OBJECTIVE - Set down all of the data that follows word for word, without the images.

## start LISTED RECORDS

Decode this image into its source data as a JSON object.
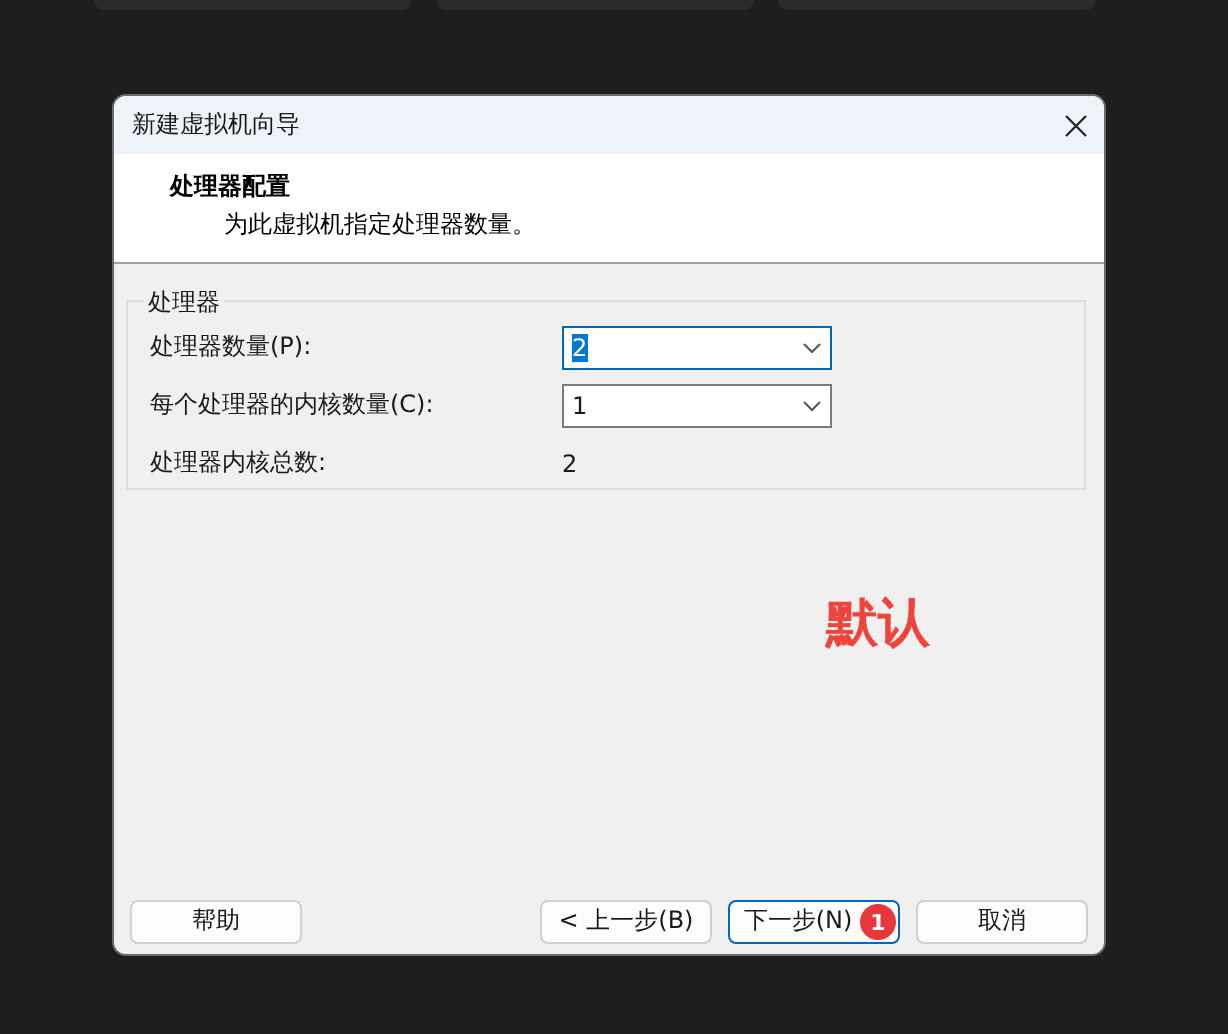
{
  "window": {
    "title": "新建虚拟机向导"
  },
  "header": {
    "title": "处理器配置",
    "subtitle": "为此虚拟机指定处理器数量。"
  },
  "group": {
    "legend": "处理器",
    "rows": [
      {
        "kind": "combo",
        "label": "处理器数量(P):",
        "value": "2",
        "focused": true
      },
      {
        "kind": "combo",
        "label": "每个处理器的内核数量(C):",
        "value": "1",
        "focused": false
      },
      {
        "kind": "readout",
        "label": "处理器内核总数:",
        "value": "2"
      }
    ]
  },
  "annotation": "默认",
  "buttons": [
    {
      "label": "帮助",
      "default": false
    },
    {
      "label": "< 上一步(B)",
      "default": false
    },
    {
      "label": "下一步(N)",
      "default": true,
      "badge": "1"
    },
    {
      "label": "取消",
      "default": false
    }
  ]
}
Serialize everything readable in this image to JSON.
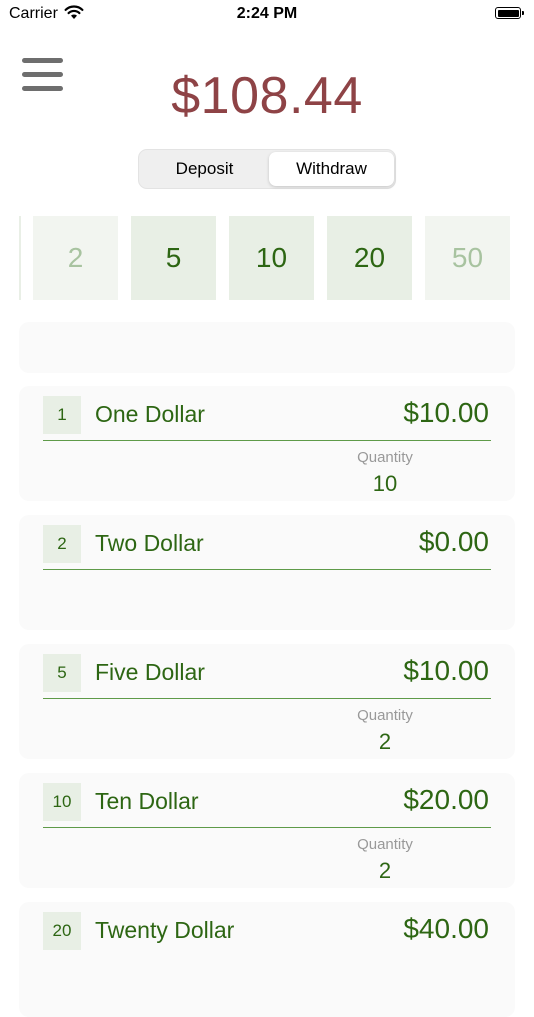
{
  "status_bar": {
    "carrier": "Carrier",
    "time": "2:24 PM"
  },
  "header": {
    "balance": "$108.44"
  },
  "mode_toggle": {
    "deposit_label": "Deposit",
    "withdraw_label": "Withdraw",
    "selected": "Withdraw"
  },
  "denominations": [
    {
      "label": "2",
      "state": "faded"
    },
    {
      "label": "5",
      "state": "active"
    },
    {
      "label": "10",
      "state": "active"
    },
    {
      "label": "20",
      "state": "active"
    },
    {
      "label": "50",
      "state": "faded"
    }
  ],
  "bills": [
    {
      "badge": "1",
      "name": "One Dollar",
      "amount": "$10.00",
      "quantity_label": "Quantity",
      "quantity": "10"
    },
    {
      "badge": "2",
      "name": "Two Dollar",
      "amount": "$0.00"
    },
    {
      "badge": "5",
      "name": "Five Dollar",
      "amount": "$10.00",
      "quantity_label": "Quantity",
      "quantity": "2"
    },
    {
      "badge": "10",
      "name": "Ten Dollar",
      "amount": "$20.00",
      "quantity_label": "Quantity",
      "quantity": "2"
    },
    {
      "badge": "20",
      "name": "Twenty Dollar",
      "amount": "$40.00"
    }
  ],
  "colors": {
    "balance": "#8e4346",
    "accent_green": "#2d6613",
    "denom_bg": "#e8efe5",
    "card_bg": "#fafafa"
  }
}
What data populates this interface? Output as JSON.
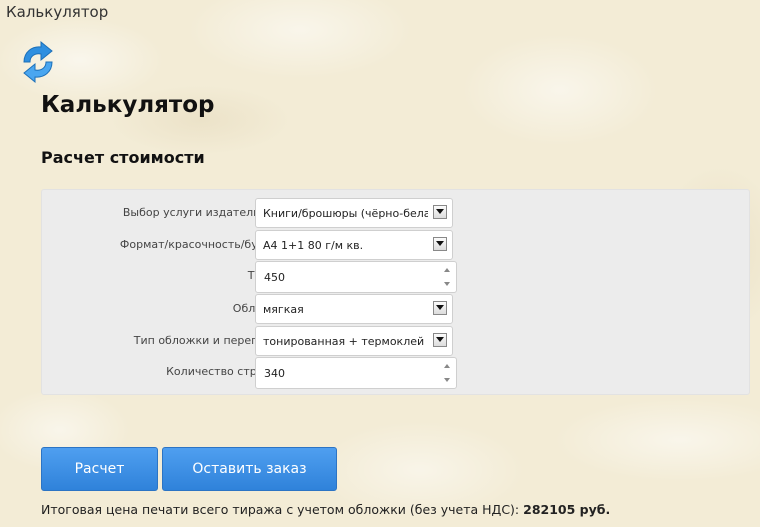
{
  "window": {
    "title": "Калькулятор"
  },
  "icons": {
    "app": "refresh-icon",
    "dropdown": "chevron-down-icon"
  },
  "page": {
    "title": "Калькулятор",
    "section_title": "Расчет стоимости"
  },
  "form": {
    "service": {
      "label": "Выбор услуги издательство:",
      "value": "Книги/брошюры (чёрно-белая"
    },
    "format": {
      "label": "Формат/красочность/бумага:",
      "value": "А4 1+1 80 г/м кв."
    },
    "quantity": {
      "label": "Тираж:",
      "value": "450"
    },
    "cover": {
      "label": "Обложка:",
      "value": "мягкая"
    },
    "binding": {
      "label": "Тип обложки и переплета:",
      "value": "тонированная + термоклей"
    },
    "pages": {
      "label": "Количество страниц:",
      "value": "340"
    }
  },
  "buttons": {
    "calculate": "Расчет",
    "order": "Оставить заказ"
  },
  "total": {
    "text": "Итоговая цена печати всего тиража с учетом обложки (без учета НДС): ",
    "amount": "282105 руб."
  },
  "colors": {
    "accent": "#3a8fe6",
    "panel": "#ececec",
    "background": "#f3ecd6"
  }
}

## end LISTED RECORDS

COMPLETE RESPONSE -
Decode this image into its source data as a JSON object.
{
  "window": {
    "title": "新建虚拟机向导"
  },
  "header": {
    "title": "处理器配置",
    "subtitle": "为此虚拟机指定处理器数量。"
  },
  "group": {
    "legend": "处理器",
    "rows": [
      {
        "kind": "combo",
        "label": "处理器数量(P):",
        "value": "2",
        "focused": true
      },
      {
        "kind": "combo",
        "label": "每个处理器的内核数量(C):",
        "value": "1",
        "focused": false
      },
      {
        "kind": "readout",
        "label": "处理器内核总数:",
        "value": "2"
      }
    ]
  },
  "annotation": "默认",
  "buttons": [
    {
      "label": "帮助",
      "default": false
    },
    {
      "label": "< 上一步(B)",
      "default": false
    },
    {
      "label": "下一步(N)",
      "default": true,
      "badge": "1"
    },
    {
      "label": "取消",
      "default": false
    }
  ]
}
Serialize everything readable in this image to JSON.
{
  "status_bar": {
    "carrier": "Carrier",
    "time": "2:24 PM"
  },
  "header": {
    "balance": "$108.44"
  },
  "mode_toggle": {
    "deposit_label": "Deposit",
    "withdraw_label": "Withdraw",
    "selected": "Withdraw"
  },
  "denominations": [
    {
      "label": "2",
      "state": "faded"
    },
    {
      "label": "5",
      "state": "active"
    },
    {
      "label": "10",
      "state": "active"
    },
    {
      "label": "20",
      "state": "active"
    },
    {
      "label": "50",
      "state": "faded"
    }
  ],
  "bills": [
    {
      "badge": "1",
      "name": "One Dollar",
      "amount": "$10.00",
      "quantity_label": "Quantity",
      "quantity": "10"
    },
    {
      "badge": "2",
      "name": "Two Dollar",
      "amount": "$0.00"
    },
    {
      "badge": "5",
      "name": "Five Dollar",
      "amount": "$10.00",
      "quantity_label": "Quantity",
      "quantity": "2"
    },
    {
      "badge": "10",
      "name": "Ten Dollar",
      "amount": "$20.00",
      "quantity_label": "Quantity",
      "quantity": "2"
    },
    {
      "badge": "20",
      "name": "Twenty Dollar",
      "amount": "$40.00"
    }
  ],
  "colors": {
    "balance": "#8e4346",
    "accent_green": "#2d6613",
    "denom_bg": "#e8efe5",
    "card_bg": "#fafafa"
  }
}
What data populates this interface? Output as JSON.
{
  "window": {
    "title": "Калькулятор"
  },
  "icons": {
    "app": "refresh-icon",
    "dropdown": "chevron-down-icon"
  },
  "page": {
    "title": "Калькулятор",
    "section_title": "Расчет стоимости"
  },
  "form": {
    "service": {
      "label": "Выбор услуги издательство:",
      "value": "Книги/брошюры (чёрно-белая"
    },
    "format": {
      "label": "Формат/красочность/бумага:",
      "value": "А4 1+1 80 г/м кв."
    },
    "quantity": {
      "label": "Тираж:",
      "value": "450"
    },
    "cover": {
      "label": "Обложка:",
      "value": "мягкая"
    },
    "binding": {
      "label": "Тип обложки и переплета:",
      "value": "тонированная + термоклей"
    },
    "pages": {
      "label": "Количество страниц:",
      "value": "340"
    }
  },
  "buttons": {
    "calculate": "Расчет",
    "order": "Оставить заказ"
  },
  "total": {
    "text": "Итоговая цена печати всего тиража с учетом обложки (без учета НДС): ",
    "amount": "282105 руб."
  },
  "colors": {
    "accent": "#3a8fe6",
    "panel": "#ececec",
    "background": "#f3ecd6"
  }
}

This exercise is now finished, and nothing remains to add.